■ Information provided ■
-- BEGIN --

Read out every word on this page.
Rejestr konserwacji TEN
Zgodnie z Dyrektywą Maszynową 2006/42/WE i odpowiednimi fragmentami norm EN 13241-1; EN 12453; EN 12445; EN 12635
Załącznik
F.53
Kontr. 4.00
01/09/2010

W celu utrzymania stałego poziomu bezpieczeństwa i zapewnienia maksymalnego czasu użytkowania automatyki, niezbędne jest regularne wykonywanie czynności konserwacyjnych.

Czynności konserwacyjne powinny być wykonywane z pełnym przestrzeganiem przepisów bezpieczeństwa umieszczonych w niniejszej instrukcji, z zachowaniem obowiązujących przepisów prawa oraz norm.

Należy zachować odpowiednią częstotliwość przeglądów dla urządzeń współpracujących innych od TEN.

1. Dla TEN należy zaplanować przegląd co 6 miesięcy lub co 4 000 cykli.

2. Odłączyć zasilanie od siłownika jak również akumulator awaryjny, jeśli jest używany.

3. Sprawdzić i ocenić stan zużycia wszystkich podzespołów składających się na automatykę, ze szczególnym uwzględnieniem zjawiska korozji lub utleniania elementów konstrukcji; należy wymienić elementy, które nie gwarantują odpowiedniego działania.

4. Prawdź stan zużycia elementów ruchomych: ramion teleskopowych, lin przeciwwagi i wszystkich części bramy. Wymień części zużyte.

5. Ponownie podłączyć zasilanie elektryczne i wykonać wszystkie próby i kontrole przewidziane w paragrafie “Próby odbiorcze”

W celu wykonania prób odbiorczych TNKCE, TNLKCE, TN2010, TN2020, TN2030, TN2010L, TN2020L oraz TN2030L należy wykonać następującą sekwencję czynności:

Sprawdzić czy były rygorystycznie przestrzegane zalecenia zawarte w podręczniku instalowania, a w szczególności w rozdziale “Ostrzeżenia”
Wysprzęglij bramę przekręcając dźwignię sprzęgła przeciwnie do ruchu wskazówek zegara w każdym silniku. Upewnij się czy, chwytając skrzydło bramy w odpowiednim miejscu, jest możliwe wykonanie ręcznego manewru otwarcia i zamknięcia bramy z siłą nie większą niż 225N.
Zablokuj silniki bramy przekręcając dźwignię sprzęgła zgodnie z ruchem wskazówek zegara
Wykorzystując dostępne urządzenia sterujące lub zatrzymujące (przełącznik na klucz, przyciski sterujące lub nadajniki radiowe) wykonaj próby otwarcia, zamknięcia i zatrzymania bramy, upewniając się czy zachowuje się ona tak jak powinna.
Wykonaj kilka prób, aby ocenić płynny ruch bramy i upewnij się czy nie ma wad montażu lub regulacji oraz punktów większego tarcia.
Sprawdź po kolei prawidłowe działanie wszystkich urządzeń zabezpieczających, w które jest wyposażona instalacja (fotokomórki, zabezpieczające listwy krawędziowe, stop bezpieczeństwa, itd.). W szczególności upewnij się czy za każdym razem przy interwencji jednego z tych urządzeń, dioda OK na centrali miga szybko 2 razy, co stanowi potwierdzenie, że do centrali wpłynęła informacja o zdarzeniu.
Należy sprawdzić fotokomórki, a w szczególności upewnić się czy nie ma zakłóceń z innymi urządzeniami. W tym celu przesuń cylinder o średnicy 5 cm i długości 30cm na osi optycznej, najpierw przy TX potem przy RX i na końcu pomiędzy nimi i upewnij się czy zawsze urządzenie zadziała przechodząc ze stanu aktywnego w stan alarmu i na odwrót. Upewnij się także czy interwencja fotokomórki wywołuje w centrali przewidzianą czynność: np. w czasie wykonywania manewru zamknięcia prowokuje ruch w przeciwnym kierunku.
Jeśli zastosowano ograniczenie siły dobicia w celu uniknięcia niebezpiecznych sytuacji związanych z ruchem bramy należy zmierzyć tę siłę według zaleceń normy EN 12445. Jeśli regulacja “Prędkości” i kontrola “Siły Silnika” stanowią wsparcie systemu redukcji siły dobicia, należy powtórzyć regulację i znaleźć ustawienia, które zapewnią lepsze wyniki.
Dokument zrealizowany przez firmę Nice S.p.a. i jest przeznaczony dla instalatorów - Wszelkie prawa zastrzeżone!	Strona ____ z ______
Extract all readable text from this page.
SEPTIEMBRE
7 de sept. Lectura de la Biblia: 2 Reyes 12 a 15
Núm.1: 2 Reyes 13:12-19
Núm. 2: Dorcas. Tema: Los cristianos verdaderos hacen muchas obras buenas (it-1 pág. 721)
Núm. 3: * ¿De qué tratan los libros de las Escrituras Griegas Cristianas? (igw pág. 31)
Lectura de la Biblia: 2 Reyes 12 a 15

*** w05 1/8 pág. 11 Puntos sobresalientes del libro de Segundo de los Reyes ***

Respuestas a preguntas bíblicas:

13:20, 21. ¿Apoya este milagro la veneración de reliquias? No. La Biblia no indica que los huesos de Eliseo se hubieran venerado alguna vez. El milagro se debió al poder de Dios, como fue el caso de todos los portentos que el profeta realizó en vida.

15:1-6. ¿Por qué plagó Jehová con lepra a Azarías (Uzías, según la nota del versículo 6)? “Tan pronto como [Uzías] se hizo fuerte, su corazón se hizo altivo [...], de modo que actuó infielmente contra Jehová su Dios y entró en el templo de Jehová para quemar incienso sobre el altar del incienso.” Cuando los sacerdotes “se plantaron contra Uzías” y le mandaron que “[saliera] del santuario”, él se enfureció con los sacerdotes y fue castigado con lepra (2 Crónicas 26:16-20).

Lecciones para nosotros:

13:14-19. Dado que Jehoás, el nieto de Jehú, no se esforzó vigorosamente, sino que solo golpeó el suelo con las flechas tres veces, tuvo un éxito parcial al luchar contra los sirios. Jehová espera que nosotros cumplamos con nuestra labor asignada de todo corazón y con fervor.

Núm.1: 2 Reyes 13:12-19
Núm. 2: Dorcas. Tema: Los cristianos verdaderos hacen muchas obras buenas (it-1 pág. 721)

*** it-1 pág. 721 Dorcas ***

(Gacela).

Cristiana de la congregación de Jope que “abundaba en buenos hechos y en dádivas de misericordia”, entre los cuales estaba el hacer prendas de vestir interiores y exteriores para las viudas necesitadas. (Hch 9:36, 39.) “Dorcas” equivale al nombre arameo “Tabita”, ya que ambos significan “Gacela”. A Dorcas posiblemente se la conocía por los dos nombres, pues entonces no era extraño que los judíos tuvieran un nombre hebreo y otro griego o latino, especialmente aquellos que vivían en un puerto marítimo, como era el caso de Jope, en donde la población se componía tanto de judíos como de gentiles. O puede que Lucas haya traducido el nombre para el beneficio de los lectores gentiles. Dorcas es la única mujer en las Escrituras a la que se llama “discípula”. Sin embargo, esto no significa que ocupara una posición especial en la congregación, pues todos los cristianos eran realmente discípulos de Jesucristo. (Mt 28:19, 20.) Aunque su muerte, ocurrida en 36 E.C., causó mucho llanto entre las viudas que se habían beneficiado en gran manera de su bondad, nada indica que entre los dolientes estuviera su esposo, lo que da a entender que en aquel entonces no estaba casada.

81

-- END --

■ What the exercise asks ■
The records above must be repeated exactly, every one of them.

■ Finished answer ■
Read out every word on this page.
Rejestr konserwacji TEN
Zgodnie z Dyrektywą Maszynową 2006/42/WE i odpowiednimi fragmentami norm EN 13241-1; EN 12453; EN 12445; EN 12635
Załącznik
F.53
Kontr. 4.00
01/09/2010

W celu utrzymania stałego poziomu bezpieczeństwa i zapewnienia maksymalnego czasu użytkowania automatyki, niezbędne jest regularne wykonywanie czynności konserwacyjnych.

Czynności konserwacyjne powinny być wykonywane z pełnym przestrzeganiem przepisów bezpieczeństwa umieszczonych w niniejszej instrukcji, z zachowaniem obowiązujących przepisów prawa oraz norm.

Należy zachować odpowiednią częstotliwość przeglądów dla urządzeń współpracujących innych od TEN.

1. Dla TEN należy zaplanować przegląd co 6 miesięcy lub co 4 000 cykli.

2. Odłączyć zasilanie od siłownika jak również akumulator awaryjny, jeśli jest używany.

3. Sprawdzić i ocenić stan zużycia wszystkich podzespołów składających się na automatykę, ze szczególnym uwzględnieniem zjawiska korozji lub utleniania elementów konstrukcji; należy wymienić elementy, które nie gwarantują odpowiedniego działania.

4. Prawdź stan zużycia elementów ruchomych: ramion teleskopowych, lin przeciwwagi i wszystkich części bramy. Wymień części zużyte.

5. Ponownie podłączyć zasilanie elektryczne i wykonać wszystkie próby i kontrole przewidziane w paragrafie “Próby odbiorcze”

W celu wykonania prób odbiorczych TNKCE, TNLKCE, TN2010, TN2020, TN2030, TN2010L, TN2020L oraz TN2030L należy wykonać następującą sekwencję czynności:

Sprawdzić czy były rygorystycznie przestrzegane zalecenia zawarte w podręczniku instalowania, a w szczególności w rozdziale “Ostrzeżenia”
Wysprzęglij bramę przekręcając dźwignię sprzęgła przeciwnie do ruchu wskazówek zegara w każdym silniku. Upewnij się czy, chwytając skrzydło bramy w odpowiednim miejscu, jest możliwe wykonanie ręcznego manewru otwarcia i zamknięcia bramy z siłą nie większą niż 225N.
Zablokuj silniki bramy przekręcając dźwignię sprzęgła zgodnie z ruchem wskazówek zegara
Wykorzystując dostępne urządzenia sterujące lub zatrzymujące (przełącznik na klucz, przyciski sterujące lub nadajniki radiowe) wykonaj próby otwarcia, zamknięcia i zatrzymania bramy, upewniając się czy zachowuje się ona tak jak powinna.
Wykonaj kilka prób, aby ocenić płynny ruch bramy i upewnij się czy nie ma wad montażu lub regulacji oraz punktów większego tarcia.
Sprawdź po kolei prawidłowe działanie wszystkich urządzeń zabezpieczających, w które jest wyposażona instalacja (fotokomórki, zabezpieczające listwy krawędziowe, stop bezpieczeństwa, itd.). W szczególności upewnij się czy za każdym razem przy interwencji jednego z tych urządzeń, dioda OK na centrali miga szybko 2 razy, co stanowi potwierdzenie, że do centrali wpłynęła informacja o zdarzeniu.
Należy sprawdzić fotokomórki, a w szczególności upewnić się czy nie ma zakłóceń z innymi urządzeniami. W tym celu przesuń cylinder o średnicy 5 cm i długości 30cm na osi optycznej, najpierw przy TX potem przy RX i na końcu pomiędzy nimi i upewnij się czy zawsze urządzenie zadziała przechodząc ze stanu aktywnego w stan alarmu i na odwrót. Upewnij się także czy interwencja fotokomórki wywołuje w centrali przewidzianą czynność: np. w czasie wykonywania manewru zamknięcia prowokuje ruch w przeciwnym kierunku.
Jeśli zastosowano ograniczenie siły dobicia w celu uniknięcia niebezpiecznych sytuacji związanych z ruchem bramy należy zmierzyć tę siłę według zaleceń normy EN 12445. Jeśli regulacja “Prędkości” i kontrola “Siły Silnika” stanowią wsparcie systemu redukcji siły dobicia, należy powtórzyć regulację i znaleźć ustawienia, które zapewnią lepsze wyniki.
Dokument zrealizowany przez firmę Nice S.p.a. i jest przeznaczony dla instalatorów - Wszelkie prawa zastrzeżone!	Strona ____ z ______
Extract all readable text from this page.
SEPTIEMBRE
7 de sept. Lectura de la Biblia: 2 Reyes 12 a 15
Núm.1: 2 Reyes 13:12-19
Núm. 2: Dorcas. Tema: Los cristianos verdaderos hacen muchas obras buenas (it-1 pág. 721)
Núm. 3: * ¿De qué tratan los libros de las Escrituras Griegas Cristianas? (igw pág. 31)
Lectura de la Biblia: 2 Reyes 12 a 15

*** w05 1/8 pág. 11 Puntos sobresalientes del libro de Segundo de los Reyes ***

Respuestas a preguntas bíblicas:

13:20, 21. ¿Apoya este milagro la veneración de reliquias? No. La Biblia no indica que los huesos de Eliseo se hubieran venerado alguna vez. El milagro se debió al poder de Dios, como fue el caso de todos los portentos que el profeta realizó en vida.

15:1-6. ¿Por qué plagó Jehová con lepra a Azarías (Uzías, según la nota del versículo 6)? “Tan pronto como [Uzías] se hizo fuerte, su corazón se hizo altivo [...], de modo que actuó infielmente contra Jehová su Dios y entró en el templo de Jehová para quemar incienso sobre el altar del incienso.” Cuando los sacerdotes “se plantaron contra Uzías” y le mandaron que “[saliera] del santuario”, él se enfureció con los sacerdotes y fue castigado con lepra (2 Crónicas 26:16-20).

Lecciones para nosotros:

13:14-19. Dado que Jehoás, el nieto de Jehú, no se esforzó vigorosamente, sino que solo golpeó el suelo con las flechas tres veces, tuvo un éxito parcial al luchar contra los sirios. Jehová espera que nosotros cumplamos con nuestra labor asignada de todo corazón y con fervor.

Núm.1: 2 Reyes 13:12-19
Núm. 2: Dorcas. Tema: Los cristianos verdaderos hacen muchas obras buenas (it-1 pág. 721)

*** it-1 pág. 721 Dorcas ***

(Gacela).

Cristiana de la congregación de Jope que “abundaba en buenos hechos y en dádivas de misericordia”, entre los cuales estaba el hacer prendas de vestir interiores y exteriores para las viudas necesitadas. (Hch 9:36, 39.) “Dorcas” equivale al nombre arameo “Tabita”, ya que ambos significan “Gacela”. A Dorcas posiblemente se la conocía por los dos nombres, pues entonces no era extraño que los judíos tuvieran un nombre hebreo y otro griego o latino, especialmente aquellos que vivían en un puerto marítimo, como era el caso de Jope, en donde la población se componía tanto de judíos como de gentiles. O puede que Lucas haya traducido el nombre para el beneficio de los lectores gentiles. Dorcas es la única mujer en las Escrituras a la que se llama “discípula”. Sin embargo, esto no significa que ocupara una posición especial en la congregación, pues todos los cristianos eran realmente discípulos de Jesucristo. (Mt 28:19, 20.) Aunque su muerte, ocurrida en 36 E.C., causó mucho llanto entre las viudas que se habían beneficiado en gran manera de su bondad, nada indica que entre los dolientes estuviera su esposo, lo que da a entender que en aquel entonces no estaba casada.

81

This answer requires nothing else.